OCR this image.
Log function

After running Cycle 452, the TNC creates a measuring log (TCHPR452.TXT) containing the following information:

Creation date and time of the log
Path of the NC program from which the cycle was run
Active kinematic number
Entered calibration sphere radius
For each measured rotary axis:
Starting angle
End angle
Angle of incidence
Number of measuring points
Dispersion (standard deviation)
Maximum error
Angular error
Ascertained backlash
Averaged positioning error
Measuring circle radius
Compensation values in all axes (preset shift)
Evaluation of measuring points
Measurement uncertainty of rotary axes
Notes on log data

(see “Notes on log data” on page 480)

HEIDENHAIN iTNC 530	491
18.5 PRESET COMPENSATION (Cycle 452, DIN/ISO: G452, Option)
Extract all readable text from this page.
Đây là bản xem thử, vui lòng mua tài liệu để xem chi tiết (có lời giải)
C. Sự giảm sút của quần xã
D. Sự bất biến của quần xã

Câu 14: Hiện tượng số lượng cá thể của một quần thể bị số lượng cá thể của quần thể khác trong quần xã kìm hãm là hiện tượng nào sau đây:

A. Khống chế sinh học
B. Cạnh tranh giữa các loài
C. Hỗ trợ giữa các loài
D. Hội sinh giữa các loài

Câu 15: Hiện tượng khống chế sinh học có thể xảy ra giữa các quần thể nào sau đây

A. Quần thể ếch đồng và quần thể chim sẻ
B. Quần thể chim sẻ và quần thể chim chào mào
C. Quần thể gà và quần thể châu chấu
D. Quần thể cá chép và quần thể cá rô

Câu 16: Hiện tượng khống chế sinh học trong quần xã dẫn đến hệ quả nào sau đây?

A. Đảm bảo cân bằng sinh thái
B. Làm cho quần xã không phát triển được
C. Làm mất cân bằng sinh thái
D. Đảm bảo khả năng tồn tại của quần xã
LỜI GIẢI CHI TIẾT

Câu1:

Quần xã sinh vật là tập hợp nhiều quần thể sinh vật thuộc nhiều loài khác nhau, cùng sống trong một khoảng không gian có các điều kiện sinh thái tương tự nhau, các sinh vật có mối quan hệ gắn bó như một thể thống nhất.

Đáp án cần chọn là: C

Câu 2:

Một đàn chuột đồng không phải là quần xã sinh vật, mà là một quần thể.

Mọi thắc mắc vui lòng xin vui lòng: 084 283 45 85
..............................
■ **GOAL**
Reproduce, exactly and with nothing added, the lines from the one that includes "Extract all readable text from this page." through the last line of the material.

■ **FINISHED ANSWER**
Extract all readable text from this page.
Đây là bản xem thử, vui lòng mua tài liệu để xem chi tiết (có lời giải)
C. Sự giảm sút của quần xã
D. Sự bất biến của quần xã

Câu 14: Hiện tượng số lượng cá thể của một quần thể bị số lượng cá thể của quần thể khác trong quần xã kìm hãm là hiện tượng nào sau đây:

A. Khống chế sinh học
B. Cạnh tranh giữa các loài
C. Hỗ trợ giữa các loài
D. Hội sinh giữa các loài

Câu 15: Hiện tượng khống chế sinh học có thể xảy ra giữa các quần thể nào sau đây

A. Quần thể ếch đồng và quần thể chim sẻ
B. Quần thể chim sẻ và quần thể chim chào mào
C. Quần thể gà và quần thể châu chấu
D. Quần thể cá chép và quần thể cá rô

Câu 16: Hiện tượng khống chế sinh học trong quần xã dẫn đến hệ quả nào sau đây?

A. Đảm bảo cân bằng sinh thái
B. Làm cho quần xã không phát triển được
C. Làm mất cân bằng sinh thái
D. Đảm bảo khả năng tồn tại của quần xã
LỜI GIẢI CHI TIẾT

Câu1:

Quần xã sinh vật là tập hợp nhiều quần thể sinh vật thuộc nhiều loài khác nhau, cùng sống trong một khoảng không gian có các điều kiện sinh thái tương tự nhau, các sinh vật có mối quan hệ gắn bó như một thể thống nhất.

Đáp án cần chọn là: C

Câu 2:

Một đàn chuột đồng không phải là quần xã sinh vật, mà là một quần thể.

Mọi thắc mắc vui lòng xin vui lòng: 084 283 45 85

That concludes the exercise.